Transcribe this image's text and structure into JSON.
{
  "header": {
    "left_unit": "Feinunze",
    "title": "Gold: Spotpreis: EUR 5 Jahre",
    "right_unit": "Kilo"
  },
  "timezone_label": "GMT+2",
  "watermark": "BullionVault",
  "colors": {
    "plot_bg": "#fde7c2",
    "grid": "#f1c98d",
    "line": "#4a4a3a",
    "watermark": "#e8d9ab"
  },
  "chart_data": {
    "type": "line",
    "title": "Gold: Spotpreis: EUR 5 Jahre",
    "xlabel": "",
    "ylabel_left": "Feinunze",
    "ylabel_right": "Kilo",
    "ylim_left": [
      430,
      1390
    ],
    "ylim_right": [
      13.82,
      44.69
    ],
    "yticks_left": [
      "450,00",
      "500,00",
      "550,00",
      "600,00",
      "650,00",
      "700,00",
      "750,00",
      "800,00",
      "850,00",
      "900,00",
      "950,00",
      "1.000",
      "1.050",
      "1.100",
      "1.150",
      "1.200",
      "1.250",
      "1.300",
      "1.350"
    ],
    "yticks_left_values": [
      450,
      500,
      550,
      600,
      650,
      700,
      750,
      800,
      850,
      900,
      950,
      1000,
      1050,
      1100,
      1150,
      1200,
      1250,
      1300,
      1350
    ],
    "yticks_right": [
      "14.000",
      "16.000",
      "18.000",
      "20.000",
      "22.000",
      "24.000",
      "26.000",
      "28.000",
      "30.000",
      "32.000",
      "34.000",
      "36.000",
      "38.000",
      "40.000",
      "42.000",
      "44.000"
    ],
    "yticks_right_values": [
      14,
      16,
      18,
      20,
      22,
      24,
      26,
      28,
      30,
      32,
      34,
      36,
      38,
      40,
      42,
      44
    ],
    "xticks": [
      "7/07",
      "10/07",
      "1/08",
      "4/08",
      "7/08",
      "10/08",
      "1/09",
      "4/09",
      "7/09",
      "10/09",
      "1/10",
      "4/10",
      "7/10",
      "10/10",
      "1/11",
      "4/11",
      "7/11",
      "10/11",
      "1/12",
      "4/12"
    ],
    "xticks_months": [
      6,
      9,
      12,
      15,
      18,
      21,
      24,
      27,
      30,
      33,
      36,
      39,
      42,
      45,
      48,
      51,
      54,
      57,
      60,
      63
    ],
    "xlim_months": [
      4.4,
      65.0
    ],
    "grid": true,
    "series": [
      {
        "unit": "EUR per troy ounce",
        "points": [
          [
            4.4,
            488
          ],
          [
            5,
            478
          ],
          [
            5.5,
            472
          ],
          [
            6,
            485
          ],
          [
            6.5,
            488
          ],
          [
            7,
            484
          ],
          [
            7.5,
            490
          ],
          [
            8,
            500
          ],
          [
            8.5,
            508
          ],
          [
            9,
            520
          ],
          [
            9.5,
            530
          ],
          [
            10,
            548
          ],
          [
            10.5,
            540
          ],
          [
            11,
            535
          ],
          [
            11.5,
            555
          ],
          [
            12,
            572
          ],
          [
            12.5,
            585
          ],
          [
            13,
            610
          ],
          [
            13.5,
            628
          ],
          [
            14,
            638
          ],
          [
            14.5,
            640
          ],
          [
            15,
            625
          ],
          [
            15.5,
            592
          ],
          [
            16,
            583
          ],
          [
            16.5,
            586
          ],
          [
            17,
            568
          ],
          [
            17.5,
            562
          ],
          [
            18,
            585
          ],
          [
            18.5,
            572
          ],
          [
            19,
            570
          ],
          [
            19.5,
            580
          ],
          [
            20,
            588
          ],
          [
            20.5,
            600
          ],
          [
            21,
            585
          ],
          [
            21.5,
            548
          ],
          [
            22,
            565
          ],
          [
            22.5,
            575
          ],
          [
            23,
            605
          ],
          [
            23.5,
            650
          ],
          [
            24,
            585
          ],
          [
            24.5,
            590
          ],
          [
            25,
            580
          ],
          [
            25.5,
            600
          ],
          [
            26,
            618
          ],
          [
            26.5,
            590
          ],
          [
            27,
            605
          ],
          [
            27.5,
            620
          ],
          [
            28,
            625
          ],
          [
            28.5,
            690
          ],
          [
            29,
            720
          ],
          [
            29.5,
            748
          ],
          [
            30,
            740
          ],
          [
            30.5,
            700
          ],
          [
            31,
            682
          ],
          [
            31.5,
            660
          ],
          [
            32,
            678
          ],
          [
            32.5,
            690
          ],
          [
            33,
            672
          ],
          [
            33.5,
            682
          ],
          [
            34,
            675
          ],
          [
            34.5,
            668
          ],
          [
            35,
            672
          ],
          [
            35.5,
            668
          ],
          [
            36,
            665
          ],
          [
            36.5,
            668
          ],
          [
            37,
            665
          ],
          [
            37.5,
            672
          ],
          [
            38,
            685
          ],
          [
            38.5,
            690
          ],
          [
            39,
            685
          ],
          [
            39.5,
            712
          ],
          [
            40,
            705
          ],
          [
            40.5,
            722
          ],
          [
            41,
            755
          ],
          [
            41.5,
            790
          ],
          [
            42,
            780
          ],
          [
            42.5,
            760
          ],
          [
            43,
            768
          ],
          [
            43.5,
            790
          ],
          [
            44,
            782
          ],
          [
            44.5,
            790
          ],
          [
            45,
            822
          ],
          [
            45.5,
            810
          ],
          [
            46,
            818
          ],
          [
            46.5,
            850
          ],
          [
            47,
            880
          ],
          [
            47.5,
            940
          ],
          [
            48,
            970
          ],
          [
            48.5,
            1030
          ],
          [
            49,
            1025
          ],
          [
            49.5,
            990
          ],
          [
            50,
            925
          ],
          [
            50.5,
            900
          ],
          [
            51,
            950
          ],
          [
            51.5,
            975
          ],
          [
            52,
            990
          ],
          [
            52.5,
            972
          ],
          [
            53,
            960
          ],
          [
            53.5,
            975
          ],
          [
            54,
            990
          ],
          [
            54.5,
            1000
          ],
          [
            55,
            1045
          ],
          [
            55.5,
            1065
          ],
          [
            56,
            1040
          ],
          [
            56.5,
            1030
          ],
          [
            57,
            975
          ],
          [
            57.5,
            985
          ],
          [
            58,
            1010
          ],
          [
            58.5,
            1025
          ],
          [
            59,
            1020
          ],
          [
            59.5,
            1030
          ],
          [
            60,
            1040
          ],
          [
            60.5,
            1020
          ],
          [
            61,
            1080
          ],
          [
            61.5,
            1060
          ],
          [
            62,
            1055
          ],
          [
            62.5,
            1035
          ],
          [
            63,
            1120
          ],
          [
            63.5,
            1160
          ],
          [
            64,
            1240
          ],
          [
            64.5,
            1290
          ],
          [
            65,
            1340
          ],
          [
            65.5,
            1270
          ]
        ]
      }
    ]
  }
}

** Task statement **
Could you quote the material above in full, exactly as it stands?

** Answer below **
Transcribe this image's text and structure into JSON.
{
  "header": {
    "left_unit": "Feinunze",
    "title": "Gold: Spotpreis: EUR 5 Jahre",
    "right_unit": "Kilo"
  },
  "timezone_label": "GMT+2",
  "watermark": "BullionVault",
  "colors": {
    "plot_bg": "#fde7c2",
    "grid": "#f1c98d",
    "line": "#4a4a3a",
    "watermark": "#e8d9ab"
  },
  "chart_data": {
    "type": "line",
    "title": "Gold: Spotpreis: EUR 5 Jahre",
    "xlabel": "",
    "ylabel_left": "Feinunze",
    "ylabel_right": "Kilo",
    "ylim_left": [
      430,
      1390
    ],
    "ylim_right": [
      13.82,
      44.69
    ],
    "yticks_left": [
      "450,00",
      "500,00",
      "550,00",
      "600,00",
      "650,00",
      "700,00",
      "750,00",
      "800,00",
      "850,00",
      "900,00",
      "950,00",
      "1.000",
      "1.050",
      "1.100",
      "1.150",
      "1.200",
      "1.250",
      "1.300",
      "1.350"
    ],
    "yticks_left_values": [
      450,
      500,
      550,
      600,
      650,
      700,
      750,
      800,
      850,
      900,
      950,
      1000,
      1050,
      1100,
      1150,
      1200,
      1250,
      1300,
      1350
    ],
    "yticks_right": [
      "14.000",
      "16.000",
      "18.000",
      "20.000",
      "22.000",
      "24.000",
      "26.000",
      "28.000",
      "30.000",
      "32.000",
      "34.000",
      "36.000",
      "38.000",
      "40.000",
      "42.000",
      "44.000"
    ],
    "yticks_right_values": [
      14,
      16,
      18,
      20,
      22,
      24,
      26,
      28,
      30,
      32,
      34,
      36,
      38,
      40,
      42,
      44
    ],
    "xticks": [
      "7/07",
      "10/07",
      "1/08",
      "4/08",
      "7/08",
      "10/08",
      "1/09",
      "4/09",
      "7/09",
      "10/09",
      "1/10",
      "4/10",
      "7/10",
      "10/10",
      "1/11",
      "4/11",
      "7/11",
      "10/11",
      "1/12",
      "4/12"
    ],
    "xticks_months": [
      6,
      9,
      12,
      15,
      18,
      21,
      24,
      27,
      30,
      33,
      36,
      39,
      42,
      45,
      48,
      51,
      54,
      57,
      60,
      63
    ],
    "xlim_months": [
      4.4,
      65.0
    ],
    "grid": true,
    "series": [
      {
        "unit": "EUR per troy ounce",
        "points": [
          [
            4.4,
            488
          ],
          [
            5,
            478
          ],
          [
            5.5,
            472
          ],
          [
            6,
            485
          ],
          [
            6.5,
            488
          ],
          [
            7,
            484
          ],
          [
            7.5,
            490
          ],
          [
            8,
            500
          ],
          [
            8.5,
            508
          ],
          [
            9,
            520
          ],
          [
            9.5,
            530
          ],
          [
            10,
            548
          ],
          [
            10.5,
            540
          ],
          [
            11,
            535
          ],
          [
            11.5,
            555
          ],
          [
            12,
            572
          ],
          [
            12.5,
            585
          ],
          [
            13,
            610
          ],
          [
            13.5,
            628
          ],
          [
            14,
            638
          ],
          [
            14.5,
            640
          ],
          [
            15,
            625
          ],
          [
            15.5,
            592
          ],
          [
            16,
            583
          ],
          [
            16.5,
            586
          ],
          [
            17,
            568
          ],
          [
            17.5,
            562
          ],
          [
            18,
            585
          ],
          [
            18.5,
            572
          ],
          [
            19,
            570
          ],
          [
            19.5,
            580
          ],
          [
            20,
            588
          ],
          [
            20.5,
            600
          ],
          [
            21,
            585
          ],
          [
            21.5,
            548
          ],
          [
            22,
            565
          ],
          [
            22.5,
            575
          ],
          [
            23,
            605
          ],
          [
            23.5,
            650
          ],
          [
            24,
            585
          ],
          [
            24.5,
            590
          ],
          [
            25,
            580
          ],
          [
            25.5,
            600
          ],
          [
            26,
            618
          ],
          [
            26.5,
            590
          ],
          [
            27,
            605
          ],
          [
            27.5,
            620
          ],
          [
            28,
            625
          ],
          [
            28.5,
            690
          ],
          [
            29,
            720
          ],
          [
            29.5,
            748
          ],
          [
            30,
            740
          ],
          [
            30.5,
            700
          ],
          [
            31,
            682
          ],
          [
            31.5,
            660
          ],
          [
            32,
            678
          ],
          [
            32.5,
            690
          ],
          [
            33,
            672
          ],
          [
            33.5,
            682
          ],
          [
            34,
            675
          ],
          [
            34.5,
            668
          ],
          [
            35,
            672
          ],
          [
            35.5,
            668
          ],
          [
            36,
            665
          ],
          [
            36.5,
            668
          ],
          [
            37,
            665
          ],
          [
            37.5,
            672
          ],
          [
            38,
            685
          ],
          [
            38.5,
            690
          ],
          [
            39,
            685
          ],
          [
            39.5,
            712
          ],
          [
            40,
            705
          ],
          [
            40.5,
            722
          ],
          [
            41,
            755
          ],
          [
            41.5,
            790
          ],
          [
            42,
            780
          ],
          [
            42.5,
            760
          ],
          [
            43,
            768
          ],
          [
            43.5,
            790
          ],
          [
            44,
            782
          ],
          [
            44.5,
            790
          ],
          [
            45,
            822
          ],
          [
            45.5,
            810
          ],
          [
            46,
            818
          ],
          [
            46.5,
            850
          ],
          [
            47,
            880
          ],
          [
            47.5,
            940
          ],
          [
            48,
            970
          ],
          [
            48.5,
            1030
          ],
          [
            49,
            1025
          ],
          [
            49.5,
            990
          ],
          [
            50,
            925
          ],
          [
            50.5,
            900
          ],
          [
            51,
            950
          ],
          [
            51.5,
            975
          ],
          [
            52,
            990
          ],
          [
            52.5,
            972
          ],
          [
            53,
            960
          ],
          [
            53.5,
            975
          ],
          [
            54,
            990
          ],
          [
            54.5,
            1000
          ],
          [
            55,
            1045
          ],
          [
            55.5,
            1065
          ],
          [
            56,
            1040
          ],
          [
            56.5,
            1030
          ],
          [
            57,
            975
          ],
          [
            57.5,
            985
          ],
          [
            58,
            1010
          ],
          [
            58.5,
            1025
          ],
          [
            59,
            1020
          ],
          [
            59.5,
            1030
          ],
          [
            60,
            1040
          ],
          [
            60.5,
            1020
          ],
          [
            61,
            1080
          ],
          [
            61.5,
            1060
          ],
          [
            62,
            1055
          ],
          [
            62.5,
            1035
          ],
          [
            63,
            1120
          ],
          [
            63.5,
            1160
          ],
          [
            64,
            1240
          ],
          [
            64.5,
            1290
          ],
          [
            65,
            1340
          ],
          [
            65.5,
            1270
          ]
        ]
      }
    ]
  }
}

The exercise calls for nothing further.